### The problem
Separate out the lines that hold "sessions".

============================================================

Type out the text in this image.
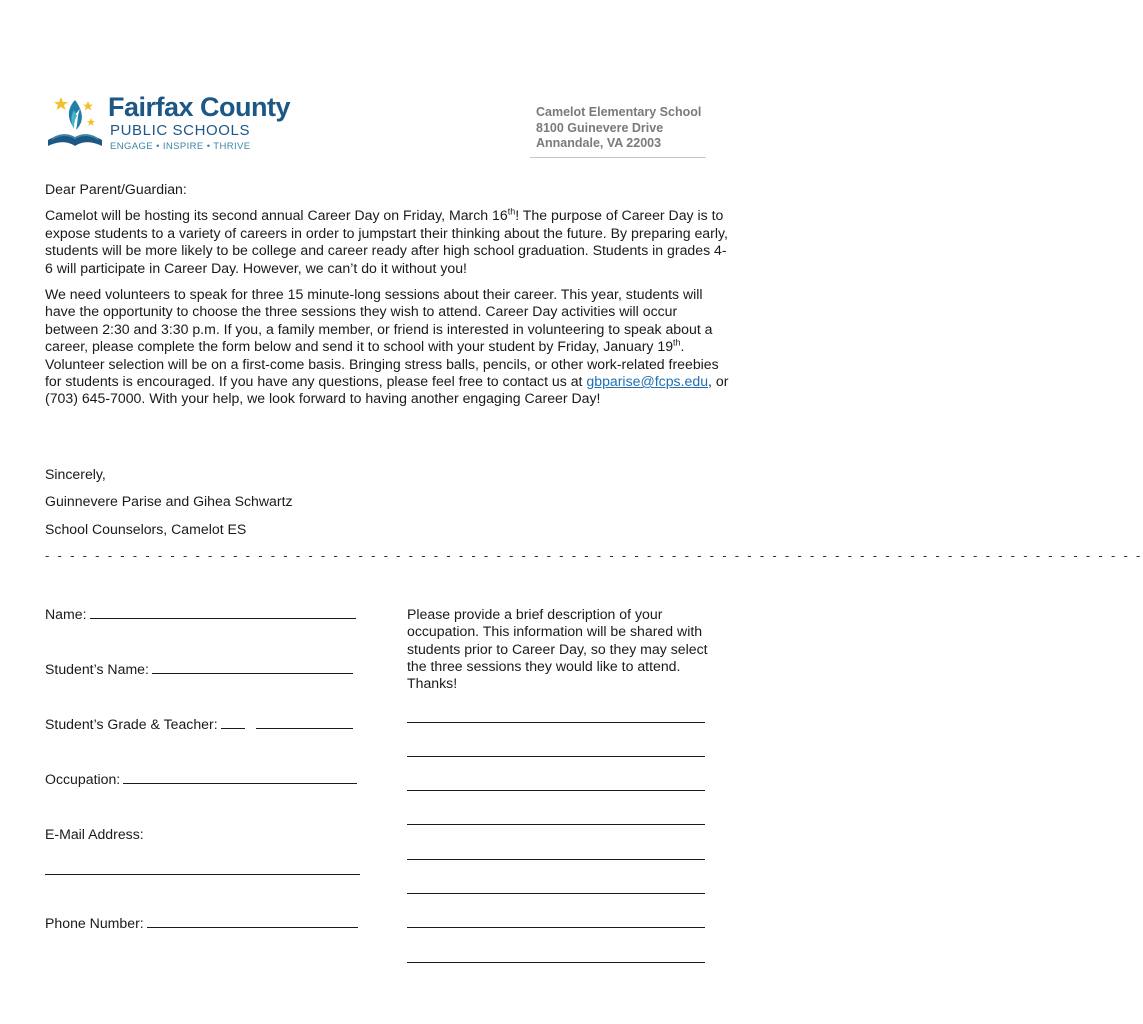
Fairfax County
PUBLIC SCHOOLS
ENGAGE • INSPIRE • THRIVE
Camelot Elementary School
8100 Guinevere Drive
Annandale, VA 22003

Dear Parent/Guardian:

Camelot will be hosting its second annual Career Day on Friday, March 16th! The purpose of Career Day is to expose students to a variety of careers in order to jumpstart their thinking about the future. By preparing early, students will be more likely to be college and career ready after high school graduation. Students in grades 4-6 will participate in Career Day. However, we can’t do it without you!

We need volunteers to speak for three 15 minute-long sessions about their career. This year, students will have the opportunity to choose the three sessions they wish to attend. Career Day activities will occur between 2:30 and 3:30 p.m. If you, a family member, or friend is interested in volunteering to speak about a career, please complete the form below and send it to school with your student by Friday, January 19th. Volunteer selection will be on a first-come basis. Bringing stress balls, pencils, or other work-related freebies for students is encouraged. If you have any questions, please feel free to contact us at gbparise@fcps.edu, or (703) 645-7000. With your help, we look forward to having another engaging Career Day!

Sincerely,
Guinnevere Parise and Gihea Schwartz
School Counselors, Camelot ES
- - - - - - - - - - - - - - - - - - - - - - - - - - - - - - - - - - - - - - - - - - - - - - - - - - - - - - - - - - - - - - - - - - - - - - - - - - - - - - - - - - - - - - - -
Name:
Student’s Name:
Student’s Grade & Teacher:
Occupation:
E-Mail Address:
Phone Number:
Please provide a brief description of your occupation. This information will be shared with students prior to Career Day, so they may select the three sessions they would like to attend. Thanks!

============================================================

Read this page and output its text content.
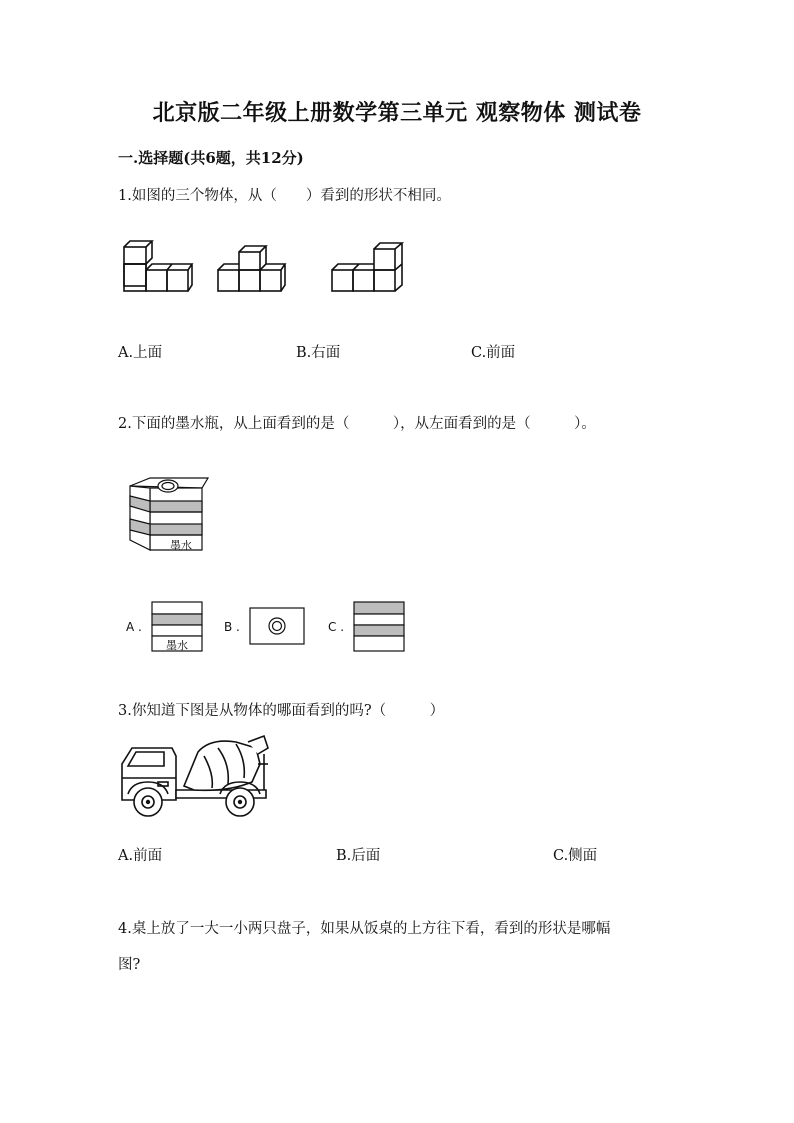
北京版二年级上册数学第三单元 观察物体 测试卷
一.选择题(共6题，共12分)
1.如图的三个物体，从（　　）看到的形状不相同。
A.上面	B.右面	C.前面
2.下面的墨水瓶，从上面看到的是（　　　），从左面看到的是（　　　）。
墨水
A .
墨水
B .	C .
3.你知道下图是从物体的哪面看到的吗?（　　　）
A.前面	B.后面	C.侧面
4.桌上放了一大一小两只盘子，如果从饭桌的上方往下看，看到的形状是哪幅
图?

============================================================

### Expected output
We need volunteers to speak for three 15 minute-long sessions about their career. This year, students will have the opportunity to choose the three sessions they wish to attend. Career Day activities will occur between 2:30 and 3:30 p.m. If you, a family member, or friend is interested in volunteering to speak about a career, please complete the form below and send it to school with your student by Friday, January 19th. Volunteer selection will be on a first-come basis. Bringing stress balls, pencils, or other work-related freebies for students is encouraged. If you have any questions, please feel free to contact us at gbparise@fcps.edu, or (703) 645-7000. With your help, we look forward to having another engaging Career Day!
Please provide a brief description of your occupation. This information will be shared with students prior to Career Day, so they may select the three sessions they would like to attend. Thanks!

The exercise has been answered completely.